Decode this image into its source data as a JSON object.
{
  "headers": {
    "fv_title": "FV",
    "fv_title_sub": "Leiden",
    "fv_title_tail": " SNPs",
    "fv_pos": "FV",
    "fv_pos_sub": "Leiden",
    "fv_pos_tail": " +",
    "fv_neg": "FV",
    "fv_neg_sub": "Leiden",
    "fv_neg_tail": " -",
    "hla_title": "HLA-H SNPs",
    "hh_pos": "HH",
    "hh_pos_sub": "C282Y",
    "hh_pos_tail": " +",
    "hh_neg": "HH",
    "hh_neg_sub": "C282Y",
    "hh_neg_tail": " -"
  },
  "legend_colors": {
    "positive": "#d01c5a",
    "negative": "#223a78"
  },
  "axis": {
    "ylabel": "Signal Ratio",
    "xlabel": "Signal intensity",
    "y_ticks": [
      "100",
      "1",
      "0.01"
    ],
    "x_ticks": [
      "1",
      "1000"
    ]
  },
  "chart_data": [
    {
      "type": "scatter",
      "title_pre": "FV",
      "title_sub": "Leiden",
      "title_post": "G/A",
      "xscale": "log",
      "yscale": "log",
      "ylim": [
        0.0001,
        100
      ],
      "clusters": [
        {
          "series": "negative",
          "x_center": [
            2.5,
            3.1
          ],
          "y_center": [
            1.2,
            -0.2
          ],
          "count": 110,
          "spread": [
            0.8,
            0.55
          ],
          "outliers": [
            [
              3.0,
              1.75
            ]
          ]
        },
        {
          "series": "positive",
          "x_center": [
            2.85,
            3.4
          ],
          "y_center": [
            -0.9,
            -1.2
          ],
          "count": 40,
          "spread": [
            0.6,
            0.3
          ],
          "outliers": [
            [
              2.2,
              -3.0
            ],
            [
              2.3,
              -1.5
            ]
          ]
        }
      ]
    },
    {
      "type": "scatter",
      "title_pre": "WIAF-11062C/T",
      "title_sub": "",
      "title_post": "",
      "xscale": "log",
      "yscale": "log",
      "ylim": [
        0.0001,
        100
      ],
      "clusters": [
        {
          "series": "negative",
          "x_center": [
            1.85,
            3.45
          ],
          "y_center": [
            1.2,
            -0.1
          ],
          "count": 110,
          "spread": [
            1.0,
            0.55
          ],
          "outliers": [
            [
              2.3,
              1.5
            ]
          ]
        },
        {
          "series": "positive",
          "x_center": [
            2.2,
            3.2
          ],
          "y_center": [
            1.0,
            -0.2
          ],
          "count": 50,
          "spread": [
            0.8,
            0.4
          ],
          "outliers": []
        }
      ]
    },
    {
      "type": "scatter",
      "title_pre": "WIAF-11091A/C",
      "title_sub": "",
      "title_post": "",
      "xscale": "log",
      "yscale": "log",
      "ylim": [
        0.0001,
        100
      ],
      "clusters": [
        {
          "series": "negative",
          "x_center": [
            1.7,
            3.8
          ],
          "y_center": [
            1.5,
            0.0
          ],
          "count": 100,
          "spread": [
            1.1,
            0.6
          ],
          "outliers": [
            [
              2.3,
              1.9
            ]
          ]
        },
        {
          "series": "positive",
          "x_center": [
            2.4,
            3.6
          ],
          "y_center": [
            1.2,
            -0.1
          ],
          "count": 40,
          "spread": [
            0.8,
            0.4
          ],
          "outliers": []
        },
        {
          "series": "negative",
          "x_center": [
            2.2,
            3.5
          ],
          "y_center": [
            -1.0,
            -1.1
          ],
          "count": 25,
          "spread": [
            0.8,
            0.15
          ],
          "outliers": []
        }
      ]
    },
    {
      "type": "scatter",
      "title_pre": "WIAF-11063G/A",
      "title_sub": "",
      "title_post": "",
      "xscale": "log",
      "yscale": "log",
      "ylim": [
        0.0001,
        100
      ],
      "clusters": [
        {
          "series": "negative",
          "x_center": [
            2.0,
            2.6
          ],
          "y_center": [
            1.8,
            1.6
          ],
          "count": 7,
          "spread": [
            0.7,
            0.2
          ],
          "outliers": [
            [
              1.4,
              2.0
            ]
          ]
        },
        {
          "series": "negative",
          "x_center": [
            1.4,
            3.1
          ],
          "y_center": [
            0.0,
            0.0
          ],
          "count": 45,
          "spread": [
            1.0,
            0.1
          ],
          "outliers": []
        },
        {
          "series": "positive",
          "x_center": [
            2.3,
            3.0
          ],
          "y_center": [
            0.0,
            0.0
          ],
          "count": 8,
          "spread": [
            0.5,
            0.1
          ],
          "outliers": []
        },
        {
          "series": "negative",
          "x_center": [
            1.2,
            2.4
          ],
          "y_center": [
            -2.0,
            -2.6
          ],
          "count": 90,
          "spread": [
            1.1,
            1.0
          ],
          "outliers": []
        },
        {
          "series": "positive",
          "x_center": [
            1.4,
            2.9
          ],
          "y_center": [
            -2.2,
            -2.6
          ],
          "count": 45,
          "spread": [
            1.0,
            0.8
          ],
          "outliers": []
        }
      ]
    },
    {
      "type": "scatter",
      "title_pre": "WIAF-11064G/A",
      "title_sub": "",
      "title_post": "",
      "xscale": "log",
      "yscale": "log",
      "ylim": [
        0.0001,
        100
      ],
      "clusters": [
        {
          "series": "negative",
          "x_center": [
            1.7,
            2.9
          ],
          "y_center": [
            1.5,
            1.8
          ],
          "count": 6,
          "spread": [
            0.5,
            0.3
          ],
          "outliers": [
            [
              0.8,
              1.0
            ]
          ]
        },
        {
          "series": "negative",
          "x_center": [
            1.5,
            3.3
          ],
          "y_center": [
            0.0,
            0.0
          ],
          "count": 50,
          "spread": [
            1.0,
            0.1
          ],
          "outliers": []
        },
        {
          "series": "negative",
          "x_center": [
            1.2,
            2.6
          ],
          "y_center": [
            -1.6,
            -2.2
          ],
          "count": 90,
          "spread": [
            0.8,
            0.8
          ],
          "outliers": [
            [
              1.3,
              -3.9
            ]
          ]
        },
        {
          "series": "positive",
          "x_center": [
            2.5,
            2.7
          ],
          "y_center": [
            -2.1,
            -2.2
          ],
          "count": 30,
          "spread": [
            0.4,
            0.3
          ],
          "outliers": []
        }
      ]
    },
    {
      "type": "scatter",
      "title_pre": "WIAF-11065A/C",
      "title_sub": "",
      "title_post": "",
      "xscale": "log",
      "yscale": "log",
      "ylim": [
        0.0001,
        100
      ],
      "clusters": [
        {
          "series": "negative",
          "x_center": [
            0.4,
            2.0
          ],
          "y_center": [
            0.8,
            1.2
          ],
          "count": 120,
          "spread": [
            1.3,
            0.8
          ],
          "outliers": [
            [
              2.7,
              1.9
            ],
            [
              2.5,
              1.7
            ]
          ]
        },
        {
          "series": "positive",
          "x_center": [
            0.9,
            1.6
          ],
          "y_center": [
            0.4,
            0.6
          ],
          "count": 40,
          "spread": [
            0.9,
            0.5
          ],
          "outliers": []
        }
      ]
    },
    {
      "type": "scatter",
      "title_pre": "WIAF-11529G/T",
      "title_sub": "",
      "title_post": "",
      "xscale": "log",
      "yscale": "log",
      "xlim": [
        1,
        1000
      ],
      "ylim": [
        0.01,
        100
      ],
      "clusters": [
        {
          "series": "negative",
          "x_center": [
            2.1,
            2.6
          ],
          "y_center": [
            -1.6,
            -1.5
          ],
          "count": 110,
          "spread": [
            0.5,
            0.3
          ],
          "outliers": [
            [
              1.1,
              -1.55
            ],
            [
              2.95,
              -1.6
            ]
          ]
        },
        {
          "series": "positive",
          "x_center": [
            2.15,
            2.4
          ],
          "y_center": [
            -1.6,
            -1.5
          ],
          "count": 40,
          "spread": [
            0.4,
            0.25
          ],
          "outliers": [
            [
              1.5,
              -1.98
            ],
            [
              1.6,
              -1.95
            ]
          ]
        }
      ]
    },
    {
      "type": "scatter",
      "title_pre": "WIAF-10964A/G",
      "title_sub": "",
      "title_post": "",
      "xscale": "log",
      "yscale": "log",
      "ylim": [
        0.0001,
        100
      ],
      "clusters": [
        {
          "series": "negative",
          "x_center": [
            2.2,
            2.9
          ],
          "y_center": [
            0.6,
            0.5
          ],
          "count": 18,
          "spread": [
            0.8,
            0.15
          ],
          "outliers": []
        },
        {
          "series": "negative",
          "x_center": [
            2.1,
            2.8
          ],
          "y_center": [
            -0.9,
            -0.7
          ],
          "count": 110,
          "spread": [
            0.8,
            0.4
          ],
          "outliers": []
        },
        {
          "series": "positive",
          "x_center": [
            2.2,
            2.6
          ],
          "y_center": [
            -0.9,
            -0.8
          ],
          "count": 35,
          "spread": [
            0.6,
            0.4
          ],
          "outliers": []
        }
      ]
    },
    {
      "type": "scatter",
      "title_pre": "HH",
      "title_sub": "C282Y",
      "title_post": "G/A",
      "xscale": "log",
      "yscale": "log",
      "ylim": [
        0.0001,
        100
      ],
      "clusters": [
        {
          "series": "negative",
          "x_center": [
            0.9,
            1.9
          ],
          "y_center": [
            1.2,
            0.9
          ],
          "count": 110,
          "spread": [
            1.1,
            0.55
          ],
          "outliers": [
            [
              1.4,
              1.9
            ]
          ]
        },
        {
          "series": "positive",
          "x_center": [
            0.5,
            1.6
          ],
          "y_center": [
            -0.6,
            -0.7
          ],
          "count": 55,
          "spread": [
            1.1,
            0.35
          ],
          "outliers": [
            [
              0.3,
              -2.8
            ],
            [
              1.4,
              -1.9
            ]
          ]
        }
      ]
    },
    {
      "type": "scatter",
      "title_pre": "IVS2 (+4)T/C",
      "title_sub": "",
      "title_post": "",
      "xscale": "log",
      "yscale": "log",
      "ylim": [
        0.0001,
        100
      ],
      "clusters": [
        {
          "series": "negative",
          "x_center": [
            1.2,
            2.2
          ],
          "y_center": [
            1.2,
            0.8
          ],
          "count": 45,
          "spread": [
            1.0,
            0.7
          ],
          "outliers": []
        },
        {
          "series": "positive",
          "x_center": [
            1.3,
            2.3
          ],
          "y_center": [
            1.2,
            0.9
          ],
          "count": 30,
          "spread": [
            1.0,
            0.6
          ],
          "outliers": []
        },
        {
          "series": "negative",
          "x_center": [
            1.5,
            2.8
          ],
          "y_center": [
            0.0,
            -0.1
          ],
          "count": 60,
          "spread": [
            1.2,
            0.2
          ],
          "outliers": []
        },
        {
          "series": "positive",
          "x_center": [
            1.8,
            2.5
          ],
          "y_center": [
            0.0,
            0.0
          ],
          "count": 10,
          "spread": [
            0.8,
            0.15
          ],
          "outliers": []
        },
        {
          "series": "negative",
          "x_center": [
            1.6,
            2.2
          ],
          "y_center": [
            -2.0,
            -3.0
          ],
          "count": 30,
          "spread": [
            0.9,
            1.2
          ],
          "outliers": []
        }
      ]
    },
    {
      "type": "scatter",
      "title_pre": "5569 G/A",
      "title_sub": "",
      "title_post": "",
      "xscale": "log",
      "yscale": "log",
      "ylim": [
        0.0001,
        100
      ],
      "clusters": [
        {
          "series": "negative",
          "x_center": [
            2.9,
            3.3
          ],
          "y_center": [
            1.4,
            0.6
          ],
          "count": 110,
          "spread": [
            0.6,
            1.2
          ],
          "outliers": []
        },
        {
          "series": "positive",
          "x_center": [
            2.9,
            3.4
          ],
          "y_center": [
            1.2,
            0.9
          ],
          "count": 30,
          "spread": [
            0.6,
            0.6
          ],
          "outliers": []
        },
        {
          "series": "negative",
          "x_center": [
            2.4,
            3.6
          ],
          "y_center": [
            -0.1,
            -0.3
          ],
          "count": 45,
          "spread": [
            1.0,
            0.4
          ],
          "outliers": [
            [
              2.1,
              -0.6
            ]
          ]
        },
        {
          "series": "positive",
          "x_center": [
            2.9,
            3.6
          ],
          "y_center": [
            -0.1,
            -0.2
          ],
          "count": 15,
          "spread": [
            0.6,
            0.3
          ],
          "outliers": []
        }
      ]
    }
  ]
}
⁂
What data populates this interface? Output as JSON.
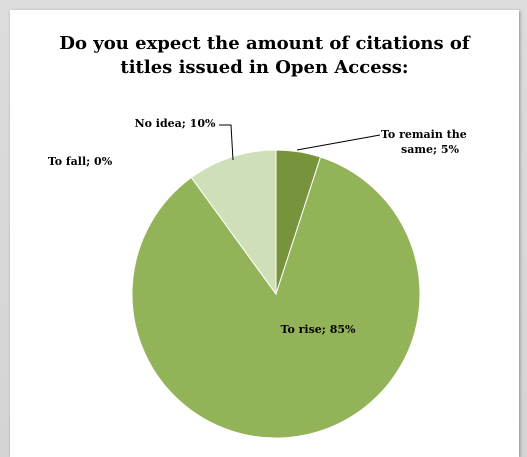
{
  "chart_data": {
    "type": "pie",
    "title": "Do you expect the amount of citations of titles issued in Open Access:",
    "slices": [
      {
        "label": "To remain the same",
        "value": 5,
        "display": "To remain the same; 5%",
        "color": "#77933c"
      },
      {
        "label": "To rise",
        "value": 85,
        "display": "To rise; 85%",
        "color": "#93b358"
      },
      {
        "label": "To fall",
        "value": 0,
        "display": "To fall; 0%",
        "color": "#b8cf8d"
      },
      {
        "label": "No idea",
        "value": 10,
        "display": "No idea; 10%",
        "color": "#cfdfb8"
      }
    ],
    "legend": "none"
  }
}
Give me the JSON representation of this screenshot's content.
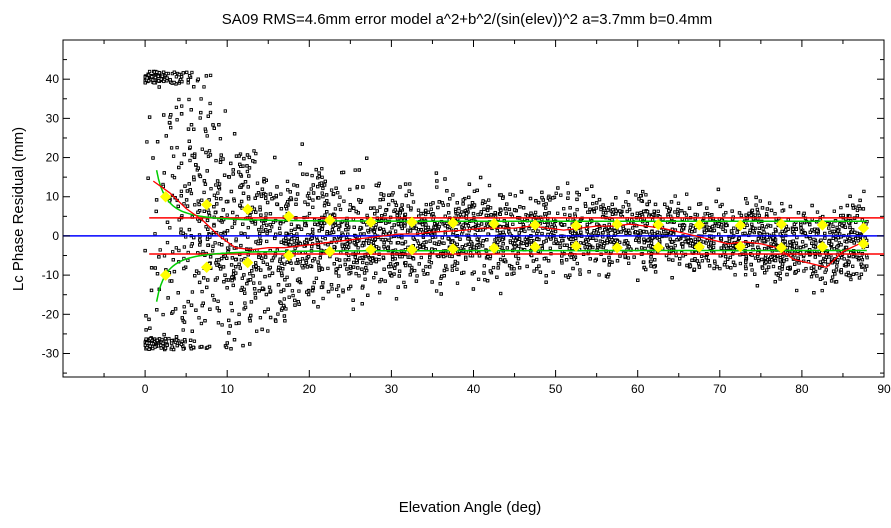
⁂
## WHAT THE TASK REQUIRES
From the records above, give again only the part that opens with the line containing "What data populates" and closes with the line containing "Give me the". Keep both ends but drop the pictures.

## CORRECT ANSWER
What data populates this interface? Output as JSON.
{
  "chart_data": {
    "type": "pie",
    "title": "Do you expect the amount of citations of titles issued in Open Access:",
    "slices": [
      {
        "label": "To remain the same",
        "value": 5,
        "display": "To remain the same; 5%",
        "color": "#77933c"
      },
      {
        "label": "To rise",
        "value": 85,
        "display": "To rise; 85%",
        "color": "#93b358"
      },
      {
        "label": "To fall",
        "value": 0,
        "display": "To fall; 0%",
        "color": "#b8cf8d"
      },
      {
        "label": "No idea",
        "value": 10,
        "display": "No idea; 10%",
        "color": "#cfdfb8"
      }
    ],
    "legend": "none"
  }
}
Give me the JSON representation of this screenshot's content.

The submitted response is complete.